[Exercise input]
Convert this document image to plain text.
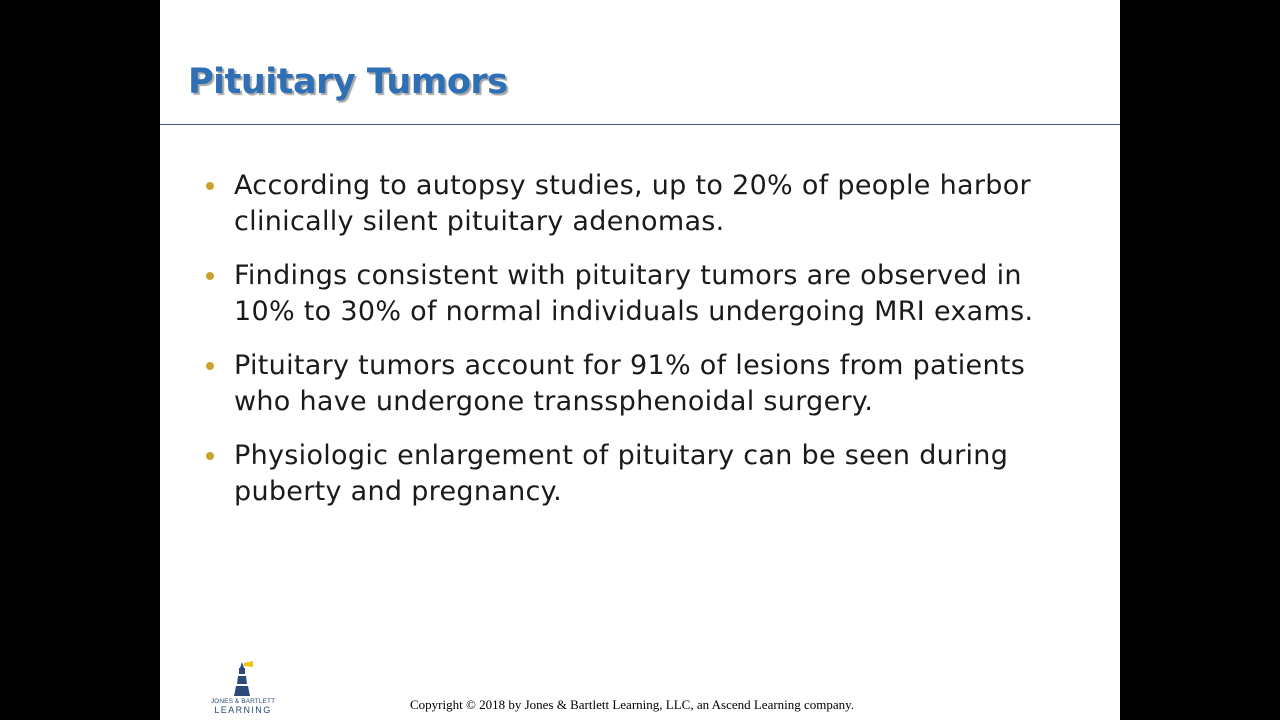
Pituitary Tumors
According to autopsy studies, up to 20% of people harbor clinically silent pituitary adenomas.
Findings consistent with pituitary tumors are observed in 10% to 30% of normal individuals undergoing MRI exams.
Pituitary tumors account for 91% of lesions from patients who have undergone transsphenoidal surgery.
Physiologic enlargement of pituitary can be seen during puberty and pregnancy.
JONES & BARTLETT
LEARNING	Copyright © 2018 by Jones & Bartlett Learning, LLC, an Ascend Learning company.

* * *

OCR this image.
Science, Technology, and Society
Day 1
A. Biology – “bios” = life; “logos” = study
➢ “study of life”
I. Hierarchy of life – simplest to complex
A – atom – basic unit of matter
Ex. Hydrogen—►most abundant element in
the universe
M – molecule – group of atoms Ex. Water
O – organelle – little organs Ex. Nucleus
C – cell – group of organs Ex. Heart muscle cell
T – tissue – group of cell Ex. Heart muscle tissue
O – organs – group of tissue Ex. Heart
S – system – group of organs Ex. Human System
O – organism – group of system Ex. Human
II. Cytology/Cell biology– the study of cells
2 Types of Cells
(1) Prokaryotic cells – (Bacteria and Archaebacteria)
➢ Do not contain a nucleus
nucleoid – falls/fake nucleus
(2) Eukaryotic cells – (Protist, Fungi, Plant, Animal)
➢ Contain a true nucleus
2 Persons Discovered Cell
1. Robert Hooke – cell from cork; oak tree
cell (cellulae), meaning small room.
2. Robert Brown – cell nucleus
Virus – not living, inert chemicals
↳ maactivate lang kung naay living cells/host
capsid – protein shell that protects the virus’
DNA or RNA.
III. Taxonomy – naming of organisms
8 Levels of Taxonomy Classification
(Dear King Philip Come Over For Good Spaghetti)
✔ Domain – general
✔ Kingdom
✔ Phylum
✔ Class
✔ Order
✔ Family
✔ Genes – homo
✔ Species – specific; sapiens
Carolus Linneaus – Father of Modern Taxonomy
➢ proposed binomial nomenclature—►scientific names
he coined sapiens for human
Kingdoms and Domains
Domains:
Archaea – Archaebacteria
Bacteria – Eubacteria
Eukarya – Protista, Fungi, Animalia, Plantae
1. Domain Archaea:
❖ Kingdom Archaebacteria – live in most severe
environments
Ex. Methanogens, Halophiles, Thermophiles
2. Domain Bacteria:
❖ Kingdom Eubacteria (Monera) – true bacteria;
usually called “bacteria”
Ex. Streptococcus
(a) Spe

[What is required]
From the records above, copy every line that holds the word "system".

[Answer to the exercise]
S – system – group of organs Ex. Human System
O – organism – group of system Ex. Human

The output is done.